PROMPT>
Transcribe each line of the material as it is, and drop any picture.

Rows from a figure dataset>
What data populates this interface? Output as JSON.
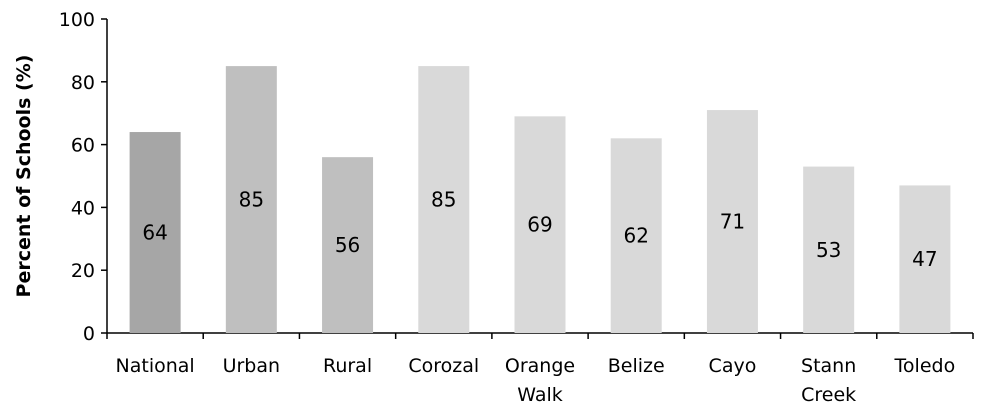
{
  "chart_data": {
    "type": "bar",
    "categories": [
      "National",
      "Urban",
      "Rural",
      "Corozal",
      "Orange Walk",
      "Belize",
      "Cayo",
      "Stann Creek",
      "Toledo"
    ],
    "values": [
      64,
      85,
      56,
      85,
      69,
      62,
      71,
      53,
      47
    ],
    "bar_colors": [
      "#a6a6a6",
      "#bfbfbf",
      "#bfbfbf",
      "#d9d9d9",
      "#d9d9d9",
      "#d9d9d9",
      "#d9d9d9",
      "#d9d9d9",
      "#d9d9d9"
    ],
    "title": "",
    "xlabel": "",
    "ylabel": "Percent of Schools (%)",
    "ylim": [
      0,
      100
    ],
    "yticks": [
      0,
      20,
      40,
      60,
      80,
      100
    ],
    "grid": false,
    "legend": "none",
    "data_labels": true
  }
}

ANSWER BELOW>
What data populates this interface? Output as JSON.
{
  "chart_data": {
    "type": "bar",
    "categories": [
      "National",
      "Urban",
      "Rural",
      "Corozal",
      "Orange Walk",
      "Belize",
      "Cayo",
      "Stann Creek",
      "Toledo"
    ],
    "values": [
      64,
      85,
      56,
      85,
      69,
      62,
      71,
      53,
      47
    ],
    "bar_colors": [
      "#a6a6a6",
      "#bfbfbf",
      "#bfbfbf",
      "#d9d9d9",
      "#d9d9d9",
      "#d9d9d9",
      "#d9d9d9",
      "#d9d9d9",
      "#d9d9d9"
    ],
    "title": "",
    "xlabel": "",
    "ylabel": "Percent of Schools (%)",
    "ylim": [
      0,
      100
    ],
    "yticks": [
      0,
      20,
      40,
      60,
      80,
      100
    ],
    "grid": false,
    "legend": "none",
    "data_labels": true
  }
}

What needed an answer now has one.